— BEGIN —
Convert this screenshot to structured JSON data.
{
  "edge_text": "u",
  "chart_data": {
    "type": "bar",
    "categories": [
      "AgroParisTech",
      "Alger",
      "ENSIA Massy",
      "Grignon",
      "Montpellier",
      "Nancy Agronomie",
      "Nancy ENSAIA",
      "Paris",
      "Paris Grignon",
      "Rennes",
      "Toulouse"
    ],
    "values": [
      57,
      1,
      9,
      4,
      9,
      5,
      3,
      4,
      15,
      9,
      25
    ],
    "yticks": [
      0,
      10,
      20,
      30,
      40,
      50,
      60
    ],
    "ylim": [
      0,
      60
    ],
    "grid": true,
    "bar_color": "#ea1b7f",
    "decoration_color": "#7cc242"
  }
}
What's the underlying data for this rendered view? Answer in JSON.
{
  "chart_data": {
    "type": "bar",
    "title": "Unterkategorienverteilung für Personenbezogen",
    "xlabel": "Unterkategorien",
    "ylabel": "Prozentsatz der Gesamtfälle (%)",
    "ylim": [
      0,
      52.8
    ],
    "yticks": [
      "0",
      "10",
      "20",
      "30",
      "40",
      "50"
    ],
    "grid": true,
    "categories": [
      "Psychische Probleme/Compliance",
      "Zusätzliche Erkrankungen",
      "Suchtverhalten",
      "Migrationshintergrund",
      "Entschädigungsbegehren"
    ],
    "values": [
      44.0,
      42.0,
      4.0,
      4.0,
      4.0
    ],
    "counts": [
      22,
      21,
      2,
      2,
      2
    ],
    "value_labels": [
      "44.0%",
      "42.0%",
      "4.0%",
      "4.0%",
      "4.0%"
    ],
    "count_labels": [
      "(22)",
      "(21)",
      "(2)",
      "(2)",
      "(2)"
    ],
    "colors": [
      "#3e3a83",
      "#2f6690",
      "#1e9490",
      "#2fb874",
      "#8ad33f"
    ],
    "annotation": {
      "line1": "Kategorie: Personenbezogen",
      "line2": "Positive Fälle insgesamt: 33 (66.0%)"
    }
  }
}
— END —
■ **Directive**:
Please output the entries above, every line exactly as it reads.

■ **Full response**:
Convert this screenshot to structured JSON data.
{
  "edge_text": "u",
  "chart_data": {
    "type": "bar",
    "categories": [
      "AgroParisTech",
      "Alger",
      "ENSIA Massy",
      "Grignon",
      "Montpellier",
      "Nancy Agronomie",
      "Nancy ENSAIA",
      "Paris",
      "Paris Grignon",
      "Rennes",
      "Toulouse"
    ],
    "values": [
      57,
      1,
      9,
      4,
      9,
      5,
      3,
      4,
      15,
      9,
      25
    ],
    "yticks": [
      0,
      10,
      20,
      30,
      40,
      50,
      60
    ],
    "ylim": [
      0,
      60
    ],
    "grid": true,
    "bar_color": "#ea1b7f",
    "decoration_color": "#7cc242"
  }
}
What's the underlying data for this rendered view? Answer in JSON.
{
  "chart_data": {
    "type": "bar",
    "title": "Unterkategorienverteilung für Personenbezogen",
    "xlabel": "Unterkategorien",
    "ylabel": "Prozentsatz der Gesamtfälle (%)",
    "ylim": [
      0,
      52.8
    ],
    "yticks": [
      "0",
      "10",
      "20",
      "30",
      "40",
      "50"
    ],
    "grid": true,
    "categories": [
      "Psychische Probleme/Compliance",
      "Zusätzliche Erkrankungen",
      "Suchtverhalten",
      "Migrationshintergrund",
      "Entschädigungsbegehren"
    ],
    "values": [
      44.0,
      42.0,
      4.0,
      4.0,
      4.0
    ],
    "counts": [
      22,
      21,
      2,
      2,
      2
    ],
    "value_labels": [
      "44.0%",
      "42.0%",
      "4.0%",
      "4.0%",
      "4.0%"
    ],
    "count_labels": [
      "(22)",
      "(21)",
      "(2)",
      "(2)",
      "(2)"
    ],
    "colors": [
      "#3e3a83",
      "#2f6690",
      "#1e9490",
      "#2fb874",
      "#8ad33f"
    ],
    "annotation": {
      "line1": "Kategorie: Personenbezogen",
      "line2": "Positive Fälle insgesamt: 33 (66.0%)"
    }
  }
}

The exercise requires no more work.